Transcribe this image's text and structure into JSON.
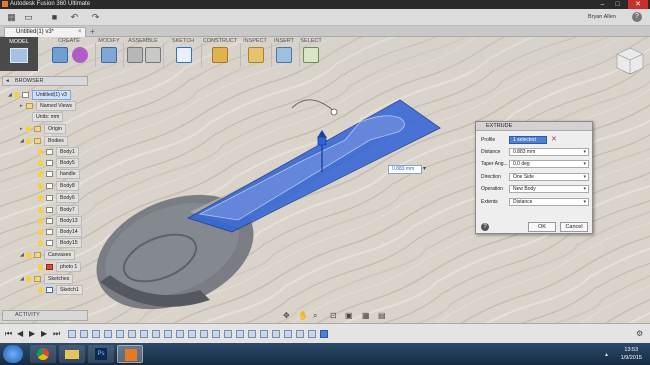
{
  "window": {
    "title": "Autodesk Fusion 360 Ultimate",
    "user": "Bryan Allen",
    "help": "?"
  },
  "doc_tab": {
    "title": "Untitled(1) v3*"
  },
  "toolbar": {
    "model": "MODEL",
    "groups": [
      "CREATE",
      "MODIFY",
      "ASSEMBLE",
      "SKETCH",
      "CONSTRUCT",
      "INSPECT",
      "INSERT",
      "SELECT"
    ]
  },
  "browser": {
    "title": "BROWSER",
    "root": "Untitled(1) v3",
    "named_views": "Named Views",
    "units": "Units: mm",
    "origin": "Origin",
    "bodies": "Bodies",
    "body_items": [
      "Body1",
      "Body5",
      "handle",
      "Body8",
      "Body6",
      "Body7",
      "Body13",
      "Body14",
      "Body15"
    ],
    "canvases": "Canvases",
    "photo": "photo 1",
    "sketches": "Sketches",
    "sketch1": "Sketch1"
  },
  "viewport": {
    "distance_label": "0.883 mm"
  },
  "extrude": {
    "title": "EXTRUDE",
    "rows": [
      {
        "k": "Profile",
        "v": "1 selected"
      },
      {
        "k": "Distance",
        "v": "0.883 mm"
      },
      {
        "k": "Taper Ang...",
        "v": "0.0 deg"
      },
      {
        "k": "Direction",
        "v": "One Side"
      },
      {
        "k": "Operation",
        "v": "New Body"
      },
      {
        "k": "Extents",
        "v": "Distance"
      }
    ],
    "ok": "OK",
    "cancel": "Cancel"
  },
  "activity": {
    "title": "ACTIVITY"
  },
  "taskbar": {
    "time": "13:53",
    "date": "1/9/2015"
  },
  "colors": {
    "accent": "#2f6fd0",
    "profile_blue": "#2f63d8",
    "wood": "#d9d2c6"
  }
}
· · · · · · ·
## Aim
Above are records with pictures; repeat the records exactly and leave the pictures out.

## Task result
Transcribe this image's text and structure into JSON.
{
  "window": {
    "title": "Autodesk Fusion 360 Ultimate",
    "user": "Bryan Allen",
    "help": "?"
  },
  "doc_tab": {
    "title": "Untitled(1) v3*"
  },
  "toolbar": {
    "model": "MODEL",
    "groups": [
      "CREATE",
      "MODIFY",
      "ASSEMBLE",
      "SKETCH",
      "CONSTRUCT",
      "INSPECT",
      "INSERT",
      "SELECT"
    ]
  },
  "browser": {
    "title": "BROWSER",
    "root": "Untitled(1) v3",
    "named_views": "Named Views",
    "units": "Units: mm",
    "origin": "Origin",
    "bodies": "Bodies",
    "body_items": [
      "Body1",
      "Body5",
      "handle",
      "Body8",
      "Body6",
      "Body7",
      "Body13",
      "Body14",
      "Body15"
    ],
    "canvases": "Canvases",
    "photo": "photo 1",
    "sketches": "Sketches",
    "sketch1": "Sketch1"
  },
  "viewport": {
    "distance_label": "0.883 mm"
  },
  "extrude": {
    "title": "EXTRUDE",
    "rows": [
      {
        "k": "Profile",
        "v": "1 selected"
      },
      {
        "k": "Distance",
        "v": "0.883 mm"
      },
      {
        "k": "Taper Ang...",
        "v": "0.0 deg"
      },
      {
        "k": "Direction",
        "v": "One Side"
      },
      {
        "k": "Operation",
        "v": "New Body"
      },
      {
        "k": "Extents",
        "v": "Distance"
      }
    ],
    "ok": "OK",
    "cancel": "Cancel"
  },
  "activity": {
    "title": "ACTIVITY"
  },
  "taskbar": {
    "time": "13:53",
    "date": "1/9/2015"
  },
  "colors": {
    "accent": "#2f6fd0",
    "profile_blue": "#2f63d8",
    "wood": "#d9d2c6"
  }
}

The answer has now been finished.